PROBLEM STATEMENT: Please write out the complete listing that follows, exactly as it reads.

# Start of TASK DATA

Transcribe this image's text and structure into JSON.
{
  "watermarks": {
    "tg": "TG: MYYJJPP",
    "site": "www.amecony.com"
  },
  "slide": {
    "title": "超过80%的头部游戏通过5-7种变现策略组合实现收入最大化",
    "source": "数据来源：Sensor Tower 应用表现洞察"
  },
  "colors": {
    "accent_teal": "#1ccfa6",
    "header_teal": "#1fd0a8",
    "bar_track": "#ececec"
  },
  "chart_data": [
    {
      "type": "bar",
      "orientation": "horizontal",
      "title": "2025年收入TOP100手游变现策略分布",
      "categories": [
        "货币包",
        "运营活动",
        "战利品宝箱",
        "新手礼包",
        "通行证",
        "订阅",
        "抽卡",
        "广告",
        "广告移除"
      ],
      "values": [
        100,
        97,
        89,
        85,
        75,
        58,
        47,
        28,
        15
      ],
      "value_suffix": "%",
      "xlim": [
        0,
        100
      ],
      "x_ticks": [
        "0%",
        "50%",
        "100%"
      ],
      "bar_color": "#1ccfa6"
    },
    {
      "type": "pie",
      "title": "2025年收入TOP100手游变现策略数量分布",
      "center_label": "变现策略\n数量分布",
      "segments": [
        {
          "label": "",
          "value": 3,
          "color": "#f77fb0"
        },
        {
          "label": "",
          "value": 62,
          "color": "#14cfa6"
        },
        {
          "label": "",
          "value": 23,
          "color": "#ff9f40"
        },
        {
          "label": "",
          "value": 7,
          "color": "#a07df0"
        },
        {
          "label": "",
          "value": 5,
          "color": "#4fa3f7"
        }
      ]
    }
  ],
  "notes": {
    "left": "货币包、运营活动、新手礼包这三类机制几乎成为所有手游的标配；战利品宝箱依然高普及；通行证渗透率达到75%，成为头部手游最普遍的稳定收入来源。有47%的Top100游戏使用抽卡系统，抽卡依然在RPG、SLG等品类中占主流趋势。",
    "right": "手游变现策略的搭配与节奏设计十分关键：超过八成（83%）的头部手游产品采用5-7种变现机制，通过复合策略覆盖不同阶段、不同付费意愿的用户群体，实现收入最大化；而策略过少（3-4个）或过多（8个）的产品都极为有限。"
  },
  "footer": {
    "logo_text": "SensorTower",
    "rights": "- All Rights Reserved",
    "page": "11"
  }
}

# End of TASK DATA

EXERCISE RESULT:
Transcribe this image's text and structure into JSON.
{
  "watermarks": {
    "tg": "TG: MYYJJPP",
    "site": "www.amecony.com"
  },
  "slide": {
    "title": "超过80%的头部游戏通过5-7种变现策略组合实现收入最大化",
    "source": "数据来源：Sensor Tower 应用表现洞察"
  },
  "colors": {
    "accent_teal": "#1ccfa6",
    "header_teal": "#1fd0a8",
    "bar_track": "#ececec"
  },
  "chart_data": [
    {
      "type": "bar",
      "orientation": "horizontal",
      "title": "2025年收入TOP100手游变现策略分布",
      "categories": [
        "货币包",
        "运营活动",
        "战利品宝箱",
        "新手礼包",
        "通行证",
        "订阅",
        "抽卡",
        "广告",
        "广告移除"
      ],
      "values": [
        100,
        97,
        89,
        85,
        75,
        58,
        47,
        28,
        15
      ],
      "value_suffix": "%",
      "xlim": [
        0,
        100
      ],
      "x_ticks": [
        "0%",
        "50%",
        "100%"
      ],
      "bar_color": "#1ccfa6"
    },
    {
      "type": "pie",
      "title": "2025年收入TOP100手游变现策略数量分布",
      "center_label": "变现策略\n数量分布",
      "segments": [
        {
          "label": "",
          "value": 3,
          "color": "#f77fb0"
        },
        {
          "label": "",
          "value": 62,
          "color": "#14cfa6"
        },
        {
          "label": "",
          "value": 23,
          "color": "#ff9f40"
        },
        {
          "label": "",
          "value": 7,
          "color": "#a07df0"
        },
        {
          "label": "",
          "value": 5,
          "color": "#4fa3f7"
        }
      ]
    }
  ],
  "notes": {
    "left": "货币包、运营活动、新手礼包这三类机制几乎成为所有手游的标配；战利品宝箱依然高普及；通行证渗透率达到75%，成为头部手游最普遍的稳定收入来源。有47%的Top100游戏使用抽卡系统，抽卡依然在RPG、SLG等品类中占主流趋势。",
    "right": "手游变现策略的搭配与节奏设计十分关键：超过八成（83%）的头部手游产品采用5-7种变现机制，通过复合策略覆盖不同阶段、不同付费意愿的用户群体，实现收入最大化；而策略过少（3-4个）或过多（8个）的产品都极为有限。"
  },
  "footer": {
    "logo_text": "SensorTower",
    "rights": "- All Rights Reserved",
    "page": "11"
  }
}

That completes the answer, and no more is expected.